= Document section =
Welcome to the gang Tiffany (thats my sister name by the way).
1) If you speaking of the FCC license search page, a vanity license is abbreviated "VA" and the amateur license if "HA". But if you just choose "amateur" from the drop down menu, you'll get both as vanity is a sub-category of Amateur. You have to have an amateur license before you have a vanity callsign.
The license exam is given by many ham radio clubs. Check with the ham radio club in your town if you have one. Chances are they offer the testing or know a club than does. Some clubs even offer remote testing where you can sit at home and use zoom to take the exam. I'm a VE for my club and we give the exam after each monthly meeting. We tested 4 yesterday and passed 4. You can go to the ARRL webpage here and search for a test session in your area https://www.arrl.org/find-an-amateur-radio-license-exam-session.
2) Yes. In fact, there are many "nets" on HF that you can check in with. I'm a member of several nets. One is the "Treasure Coast Net" where hams along the Eastern Seaboard from Maine to Florida check in weekly and exchange news and rag chews. There are some nets for young ladies only. You can find nets by going to https://www.k3clr.com. I will show you all the nets that are curently happening, who is checked into the net, and even who is talking at the time. if you click on the prticular net. There is normally not charge to check into a net or become a member of a net, but some do charge a modest fee if you want a cool membership certificate with your name on it to hang on the wall.

[Dataset entries]
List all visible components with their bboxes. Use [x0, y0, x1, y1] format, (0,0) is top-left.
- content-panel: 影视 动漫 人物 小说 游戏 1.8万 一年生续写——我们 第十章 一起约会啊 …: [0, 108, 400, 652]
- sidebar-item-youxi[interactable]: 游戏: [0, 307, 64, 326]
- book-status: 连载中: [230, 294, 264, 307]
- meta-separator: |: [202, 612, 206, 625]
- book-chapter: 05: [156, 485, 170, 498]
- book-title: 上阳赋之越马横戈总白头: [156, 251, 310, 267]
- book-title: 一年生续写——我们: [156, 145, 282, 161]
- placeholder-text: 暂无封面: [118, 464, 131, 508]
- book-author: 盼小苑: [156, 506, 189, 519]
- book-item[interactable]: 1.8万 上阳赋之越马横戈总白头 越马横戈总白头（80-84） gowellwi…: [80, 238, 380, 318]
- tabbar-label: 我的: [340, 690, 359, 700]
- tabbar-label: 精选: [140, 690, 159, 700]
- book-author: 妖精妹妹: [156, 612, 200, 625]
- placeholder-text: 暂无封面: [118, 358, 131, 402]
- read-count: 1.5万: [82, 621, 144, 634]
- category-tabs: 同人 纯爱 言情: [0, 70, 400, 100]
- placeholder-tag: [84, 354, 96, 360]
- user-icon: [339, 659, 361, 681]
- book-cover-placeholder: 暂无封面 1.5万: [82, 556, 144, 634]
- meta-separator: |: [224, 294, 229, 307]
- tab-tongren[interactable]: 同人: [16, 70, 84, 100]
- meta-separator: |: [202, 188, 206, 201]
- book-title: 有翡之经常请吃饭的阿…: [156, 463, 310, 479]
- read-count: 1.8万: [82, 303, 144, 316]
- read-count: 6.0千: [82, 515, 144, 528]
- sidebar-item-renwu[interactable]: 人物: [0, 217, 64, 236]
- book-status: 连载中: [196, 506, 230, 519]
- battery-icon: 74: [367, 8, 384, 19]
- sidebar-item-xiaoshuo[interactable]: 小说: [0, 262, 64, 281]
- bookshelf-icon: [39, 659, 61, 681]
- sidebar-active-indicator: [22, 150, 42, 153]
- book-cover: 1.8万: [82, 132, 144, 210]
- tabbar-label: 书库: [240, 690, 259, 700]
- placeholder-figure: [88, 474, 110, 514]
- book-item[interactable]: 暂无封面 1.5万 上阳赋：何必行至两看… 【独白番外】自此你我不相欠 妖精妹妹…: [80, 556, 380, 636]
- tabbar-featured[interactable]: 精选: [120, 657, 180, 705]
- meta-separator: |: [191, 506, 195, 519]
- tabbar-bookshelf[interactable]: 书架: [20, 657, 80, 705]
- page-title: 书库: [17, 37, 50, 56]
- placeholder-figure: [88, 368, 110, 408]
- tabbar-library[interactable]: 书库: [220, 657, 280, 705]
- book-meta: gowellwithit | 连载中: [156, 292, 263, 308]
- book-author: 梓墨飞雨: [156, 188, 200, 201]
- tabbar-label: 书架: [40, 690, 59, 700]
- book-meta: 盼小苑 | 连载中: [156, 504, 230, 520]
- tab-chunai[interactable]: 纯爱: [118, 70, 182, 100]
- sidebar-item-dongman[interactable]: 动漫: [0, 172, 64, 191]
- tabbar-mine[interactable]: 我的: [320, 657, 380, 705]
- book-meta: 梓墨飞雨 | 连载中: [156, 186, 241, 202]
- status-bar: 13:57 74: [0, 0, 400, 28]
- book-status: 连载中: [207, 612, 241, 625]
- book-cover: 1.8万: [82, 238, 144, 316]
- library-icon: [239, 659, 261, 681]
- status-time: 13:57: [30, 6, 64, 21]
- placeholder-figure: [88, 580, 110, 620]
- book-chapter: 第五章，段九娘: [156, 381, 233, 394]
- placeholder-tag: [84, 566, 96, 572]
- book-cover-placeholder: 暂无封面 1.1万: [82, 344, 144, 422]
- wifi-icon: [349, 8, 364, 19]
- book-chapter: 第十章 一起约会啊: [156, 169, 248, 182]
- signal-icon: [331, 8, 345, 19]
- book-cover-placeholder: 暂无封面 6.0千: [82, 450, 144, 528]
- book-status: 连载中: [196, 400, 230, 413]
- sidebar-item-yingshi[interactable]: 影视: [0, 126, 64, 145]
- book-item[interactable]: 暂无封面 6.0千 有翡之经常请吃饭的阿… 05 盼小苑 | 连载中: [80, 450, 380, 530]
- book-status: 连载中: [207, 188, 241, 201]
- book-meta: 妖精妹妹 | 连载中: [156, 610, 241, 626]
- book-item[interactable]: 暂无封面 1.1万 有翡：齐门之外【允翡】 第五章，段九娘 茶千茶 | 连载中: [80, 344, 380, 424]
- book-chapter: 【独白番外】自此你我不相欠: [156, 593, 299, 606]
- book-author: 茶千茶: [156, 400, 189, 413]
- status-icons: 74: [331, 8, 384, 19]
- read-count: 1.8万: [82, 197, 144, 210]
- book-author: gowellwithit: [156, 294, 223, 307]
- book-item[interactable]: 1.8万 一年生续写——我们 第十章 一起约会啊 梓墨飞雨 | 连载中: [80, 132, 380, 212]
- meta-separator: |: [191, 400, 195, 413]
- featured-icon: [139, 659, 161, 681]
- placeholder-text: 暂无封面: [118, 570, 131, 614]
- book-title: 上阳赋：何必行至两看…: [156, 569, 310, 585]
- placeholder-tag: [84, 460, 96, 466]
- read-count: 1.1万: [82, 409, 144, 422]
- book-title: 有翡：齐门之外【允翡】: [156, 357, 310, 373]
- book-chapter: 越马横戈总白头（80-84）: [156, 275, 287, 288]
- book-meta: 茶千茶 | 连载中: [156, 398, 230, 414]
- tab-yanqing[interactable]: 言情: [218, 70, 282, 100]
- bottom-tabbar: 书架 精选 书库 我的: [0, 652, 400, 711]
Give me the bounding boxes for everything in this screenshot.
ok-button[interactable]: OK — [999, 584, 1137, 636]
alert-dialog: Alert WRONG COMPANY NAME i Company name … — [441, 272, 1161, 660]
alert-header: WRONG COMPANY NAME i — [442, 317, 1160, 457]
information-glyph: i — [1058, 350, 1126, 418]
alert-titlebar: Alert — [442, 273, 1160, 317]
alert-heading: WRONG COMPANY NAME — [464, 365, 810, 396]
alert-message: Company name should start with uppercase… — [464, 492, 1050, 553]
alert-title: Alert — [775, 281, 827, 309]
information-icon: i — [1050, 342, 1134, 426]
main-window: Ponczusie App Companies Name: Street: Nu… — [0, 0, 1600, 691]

= Exercise tasks =
1. In the ham radio post, what abbreviation does the FCC license search page use for a vanity license?
2. Return the stretch of the ham radio post from "1) If you speaking" through "a vanity callsign.", copied word for word.

= Results =
1. "VA"

2.
1) If you speaking of the FCC license search page, a vanity license is abbreviated "VA" and the amateur license if "HA". But if you just choose "amateur" from the drop down menu, you'll get both as vanity is a sub-category of Amateur. You have to have an amateur license before you have a vanity callsign.